§ **Objective**: Repeat every line of the data exactly, but not the pictures.

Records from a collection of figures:
..............................

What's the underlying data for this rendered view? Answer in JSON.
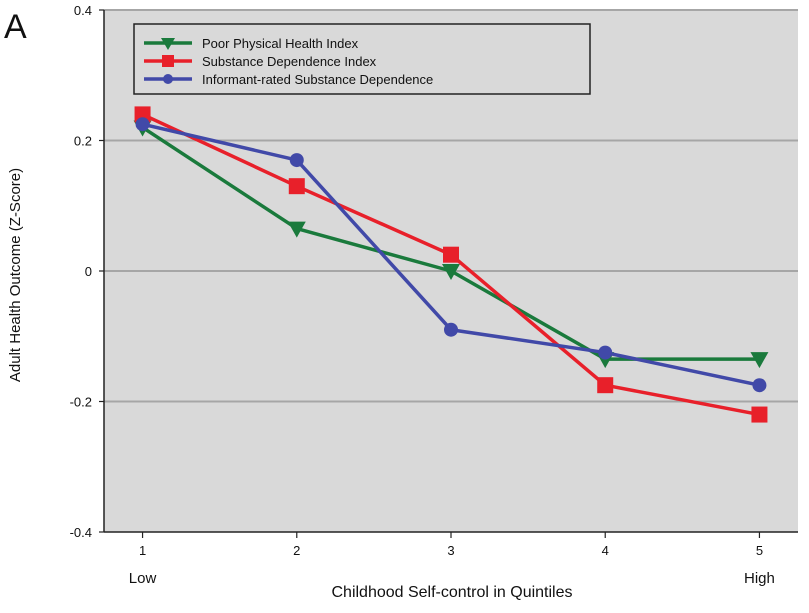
{
  "panel_label": "A",
  "chart_data": {
    "type": "line",
    "xlabel": "Childhood Self-control in Quintiles",
    "ylabel": "Adult Health Outcome (Z-Score)",
    "x": [
      1,
      2,
      3,
      4,
      5
    ],
    "x_tick_labels": [
      "1",
      "2",
      "3",
      "4",
      "5"
    ],
    "x_end_labels": {
      "low": "Low",
      "high": "High"
    },
    "xlim": [
      0.75,
      5.25
    ],
    "ylim": [
      -0.4,
      0.4
    ],
    "y_ticks": [
      -0.4,
      -0.2,
      0,
      0.2,
      0.4
    ],
    "y_tick_labels": [
      "-0.4",
      "-0.2",
      "0",
      "0.2",
      "0.4"
    ],
    "grid": true,
    "legend_position": "top-left",
    "background_color": "#d9d9d9",
    "series": [
      {
        "name": "Poor Physical Health Index",
        "color": "#1a7a3c",
        "marker": "triangle-down",
        "values": [
          0.22,
          0.065,
          0.0,
          -0.135,
          -0.135
        ]
      },
      {
        "name": "Substance Dependence Index",
        "color": "#e8202a",
        "marker": "square",
        "values": [
          0.24,
          0.13,
          0.025,
          -0.175,
          -0.22
        ]
      },
      {
        "name": "Informant-rated Substance Dependence",
        "color": "#4149a8",
        "marker": "circle",
        "values": [
          0.225,
          0.17,
          -0.09,
          -0.125,
          -0.175
        ]
      }
    ]
  }
}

..............................

§ **Solution for this task**:
What's the underlying data for this rendered view? Answer in JSON.
{
  "panel_label": "A",
  "chart_data": {
    "type": "line",
    "xlabel": "Childhood Self-control in Quintiles",
    "ylabel": "Adult Health Outcome (Z-Score)",
    "x": [
      1,
      2,
      3,
      4,
      5
    ],
    "x_tick_labels": [
      "1",
      "2",
      "3",
      "4",
      "5"
    ],
    "x_end_labels": {
      "low": "Low",
      "high": "High"
    },
    "xlim": [
      0.75,
      5.25
    ],
    "ylim": [
      -0.4,
      0.4
    ],
    "y_ticks": [
      -0.4,
      -0.2,
      0,
      0.2,
      0.4
    ],
    "y_tick_labels": [
      "-0.4",
      "-0.2",
      "0",
      "0.2",
      "0.4"
    ],
    "grid": true,
    "legend_position": "top-left",
    "background_color": "#d9d9d9",
    "series": [
      {
        "name": "Poor Physical Health Index",
        "color": "#1a7a3c",
        "marker": "triangle-down",
        "values": [
          0.22,
          0.065,
          0.0,
          -0.135,
          -0.135
        ]
      },
      {
        "name": "Substance Dependence Index",
        "color": "#e8202a",
        "marker": "square",
        "values": [
          0.24,
          0.13,
          0.025,
          -0.175,
          -0.22
        ]
      },
      {
        "name": "Informant-rated Substance Dependence",
        "color": "#4149a8",
        "marker": "circle",
        "values": [
          0.225,
          0.17,
          -0.09,
          -0.125,
          -0.175
        ]
      }
    ]
  }
}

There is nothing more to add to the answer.